## WHAT IS BEING ASKED:
Repeat the records. Match each character exactly.

## RECORDS FOR THIS TASK:
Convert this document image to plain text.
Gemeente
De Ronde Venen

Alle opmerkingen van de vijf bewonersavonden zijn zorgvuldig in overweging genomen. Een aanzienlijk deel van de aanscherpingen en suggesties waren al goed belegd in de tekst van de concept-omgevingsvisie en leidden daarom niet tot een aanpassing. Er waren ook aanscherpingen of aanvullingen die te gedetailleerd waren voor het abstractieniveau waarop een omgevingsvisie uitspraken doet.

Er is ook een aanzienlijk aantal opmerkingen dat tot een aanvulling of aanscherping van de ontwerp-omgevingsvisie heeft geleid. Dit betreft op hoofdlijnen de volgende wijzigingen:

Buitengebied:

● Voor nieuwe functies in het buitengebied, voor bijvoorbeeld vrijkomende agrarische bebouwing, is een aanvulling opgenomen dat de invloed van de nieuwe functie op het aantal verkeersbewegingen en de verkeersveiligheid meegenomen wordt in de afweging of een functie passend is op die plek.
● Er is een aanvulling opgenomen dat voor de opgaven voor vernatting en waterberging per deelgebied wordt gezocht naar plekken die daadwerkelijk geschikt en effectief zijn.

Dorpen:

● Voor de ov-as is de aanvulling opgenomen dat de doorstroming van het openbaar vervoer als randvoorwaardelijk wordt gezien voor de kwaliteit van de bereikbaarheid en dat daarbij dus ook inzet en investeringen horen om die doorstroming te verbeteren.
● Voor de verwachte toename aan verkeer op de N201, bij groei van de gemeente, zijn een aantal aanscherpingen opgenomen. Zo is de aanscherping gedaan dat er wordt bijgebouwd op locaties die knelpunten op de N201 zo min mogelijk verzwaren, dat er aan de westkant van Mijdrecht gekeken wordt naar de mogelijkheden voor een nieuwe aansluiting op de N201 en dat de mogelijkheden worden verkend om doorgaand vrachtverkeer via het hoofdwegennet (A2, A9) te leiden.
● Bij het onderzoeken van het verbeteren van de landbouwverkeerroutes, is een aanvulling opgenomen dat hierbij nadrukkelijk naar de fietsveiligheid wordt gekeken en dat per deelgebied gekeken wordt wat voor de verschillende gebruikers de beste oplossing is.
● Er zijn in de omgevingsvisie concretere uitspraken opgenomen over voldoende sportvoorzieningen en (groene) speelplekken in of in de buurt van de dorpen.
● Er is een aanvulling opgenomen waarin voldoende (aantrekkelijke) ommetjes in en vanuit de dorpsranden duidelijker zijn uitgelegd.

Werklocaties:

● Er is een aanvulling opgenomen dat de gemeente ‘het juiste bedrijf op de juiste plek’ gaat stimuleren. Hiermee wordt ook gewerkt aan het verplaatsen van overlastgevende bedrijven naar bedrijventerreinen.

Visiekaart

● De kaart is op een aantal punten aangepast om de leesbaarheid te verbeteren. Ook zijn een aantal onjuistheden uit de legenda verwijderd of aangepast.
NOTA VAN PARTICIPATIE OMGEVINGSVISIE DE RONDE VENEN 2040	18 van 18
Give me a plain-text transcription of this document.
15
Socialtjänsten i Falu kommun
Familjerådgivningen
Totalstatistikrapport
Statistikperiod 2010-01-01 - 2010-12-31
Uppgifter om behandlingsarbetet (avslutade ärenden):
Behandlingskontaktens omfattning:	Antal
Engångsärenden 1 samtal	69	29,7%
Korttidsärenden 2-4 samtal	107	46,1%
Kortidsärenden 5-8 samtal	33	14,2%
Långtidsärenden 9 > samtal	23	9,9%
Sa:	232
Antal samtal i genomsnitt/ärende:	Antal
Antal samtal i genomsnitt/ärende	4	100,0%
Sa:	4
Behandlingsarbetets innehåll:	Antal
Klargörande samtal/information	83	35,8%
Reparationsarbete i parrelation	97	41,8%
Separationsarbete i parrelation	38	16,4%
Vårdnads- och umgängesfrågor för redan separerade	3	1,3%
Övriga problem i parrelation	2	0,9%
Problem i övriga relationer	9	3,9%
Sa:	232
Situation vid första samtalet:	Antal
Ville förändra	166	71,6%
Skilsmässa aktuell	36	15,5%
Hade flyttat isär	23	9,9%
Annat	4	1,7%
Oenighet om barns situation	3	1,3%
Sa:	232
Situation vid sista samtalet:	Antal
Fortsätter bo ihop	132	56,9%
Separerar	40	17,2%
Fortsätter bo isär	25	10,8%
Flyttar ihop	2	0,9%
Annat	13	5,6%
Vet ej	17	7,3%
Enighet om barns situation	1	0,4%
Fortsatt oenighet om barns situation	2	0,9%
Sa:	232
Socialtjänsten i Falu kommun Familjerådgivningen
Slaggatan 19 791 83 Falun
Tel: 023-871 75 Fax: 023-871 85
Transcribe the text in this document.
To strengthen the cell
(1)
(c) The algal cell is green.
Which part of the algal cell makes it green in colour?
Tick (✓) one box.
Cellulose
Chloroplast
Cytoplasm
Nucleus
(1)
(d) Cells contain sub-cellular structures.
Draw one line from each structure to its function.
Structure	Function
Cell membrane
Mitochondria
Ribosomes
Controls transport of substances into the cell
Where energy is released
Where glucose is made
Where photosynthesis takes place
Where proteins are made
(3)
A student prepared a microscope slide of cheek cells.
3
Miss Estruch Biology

## TASK ANSWER:
Convert this document image to plain text.
Gemeente
De Ronde Venen

Alle opmerkingen van de vijf bewonersavonden zijn zorgvuldig in overweging genomen. Een aanzienlijk deel van de aanscherpingen en suggesties waren al goed belegd in de tekst van de concept-omgevingsvisie en leidden daarom niet tot een aanpassing. Er waren ook aanscherpingen of aanvullingen die te gedetailleerd waren voor het abstractieniveau waarop een omgevingsvisie uitspraken doet.

Er is ook een aanzienlijk aantal opmerkingen dat tot een aanvulling of aanscherping van de ontwerp-omgevingsvisie heeft geleid. Dit betreft op hoofdlijnen de volgende wijzigingen:

Buitengebied:

● Voor nieuwe functies in het buitengebied, voor bijvoorbeeld vrijkomende agrarische bebouwing, is een aanvulling opgenomen dat de invloed van de nieuwe functie op het aantal verkeersbewegingen en de verkeersveiligheid meegenomen wordt in de afweging of een functie passend is op die plek.
● Er is een aanvulling opgenomen dat voor de opgaven voor vernatting en waterberging per deelgebied wordt gezocht naar plekken die daadwerkelijk geschikt en effectief zijn.

Dorpen:

● Voor de ov-as is de aanvulling opgenomen dat de doorstroming van het openbaar vervoer als randvoorwaardelijk wordt gezien voor de kwaliteit van de bereikbaarheid en dat daarbij dus ook inzet en investeringen horen om die doorstroming te verbeteren.
● Voor de verwachte toename aan verkeer op de N201, bij groei van de gemeente, zijn een aantal aanscherpingen opgenomen. Zo is de aanscherping gedaan dat er wordt bijgebouwd op locaties die knelpunten op de N201 zo min mogelijk verzwaren, dat er aan de westkant van Mijdrecht gekeken wordt naar de mogelijkheden voor een nieuwe aansluiting op de N201 en dat de mogelijkheden worden verkend om doorgaand vrachtverkeer via het hoofdwegennet (A2, A9) te leiden.
● Bij het onderzoeken van het verbeteren van de landbouwverkeerroutes, is een aanvulling opgenomen dat hierbij nadrukkelijk naar de fietsveiligheid wordt gekeken en dat per deelgebied gekeken wordt wat voor de verschillende gebruikers de beste oplossing is.
● Er zijn in de omgevingsvisie concretere uitspraken opgenomen over voldoende sportvoorzieningen en (groene) speelplekken in of in de buurt van de dorpen.
● Er is een aanvulling opgenomen waarin voldoende (aantrekkelijke) ommetjes in en vanuit de dorpsranden duidelijker zijn uitgelegd.

Werklocaties:

● Er is een aanvulling opgenomen dat de gemeente ‘het juiste bedrijf op de juiste plek’ gaat stimuleren. Hiermee wordt ook gewerkt aan het verplaatsen van overlastgevende bedrijven naar bedrijventerreinen.

Visiekaart

● De kaart is op een aantal punten aangepast om de leesbaarheid te verbeteren. Ook zijn een aantal onjuistheden uit de legenda verwijderd of aangepast.
NOTA VAN PARTICIPATIE OMGEVINGSVISIE DE RONDE VENEN 2040	18 van 18
Give me a plain-text transcription of this document.
15
Socialtjänsten i Falu kommun
Familjerådgivningen
Totalstatistikrapport
Statistikperiod 2010-01-01 - 2010-12-31
Uppgifter om behandlingsarbetet (avslutade ärenden):
Behandlingskontaktens omfattning:	Antal
Engångsärenden 1 samtal	69	29,7%
Korttidsärenden 2-4 samtal	107	46,1%
Kortidsärenden 5-8 samtal	33	14,2%
Långtidsärenden 9 > samtal	23	9,9%
Sa:	232
Antal samtal i genomsnitt/ärende:	Antal
Antal samtal i genomsnitt/ärende	4	100,0%
Sa:	4
Behandlingsarbetets innehåll:	Antal
Klargörande samtal/information	83	35,8%
Reparationsarbete i parrelation	97	41,8%
Separationsarbete i parrelation	38	16,4%
Vårdnads- och umgängesfrågor för redan separerade	3	1,3%
Övriga problem i parrelation	2	0,9%
Problem i övriga relationer	9	3,9%
Sa:	232
Situation vid första samtalet:	Antal
Ville förändra	166	71,6%
Skilsmässa aktuell	36	15,5%
Hade flyttat isär	23	9,9%
Annat	4	1,7%
Oenighet om barns situation	3	1,3%
Sa:	232
Situation vid sista samtalet:	Antal
Fortsätter bo ihop	132	56,9%
Separerar	40	17,2%
Fortsätter bo isär	25	10,8%
Flyttar ihop	2	0,9%
Annat	13	5,6%
Vet ej	17	7,3%
Enighet om barns situation	1	0,4%
Fortsatt oenighet om barns situation	2	0,9%
Sa:	232
Socialtjänsten i Falu kommun Familjerådgivningen
Slaggatan 19 791 83 Falun
Tel: 023-871 75 Fax: 023-871 85
Transcribe the text in this document.
To strengthen the cell
(1)
(c) The algal cell is green.
Which part of the algal cell makes it green in colour?
Tick (✓) one box.
Cellulose
Chloroplast
Cytoplasm
Nucleus
(1)
(d) Cells contain sub-cellular structures.
Draw one line from each structure to its function.
Structure	Function
Cell membrane
Mitochondria
Ribosomes
Controls transport of substances into the cell
Where energy is released
Where glucose is made
Where photosynthesis takes place
Where proteins are made
(3)
A student prepared a microscope slide of cheek cells.
3
Miss Estruch Biology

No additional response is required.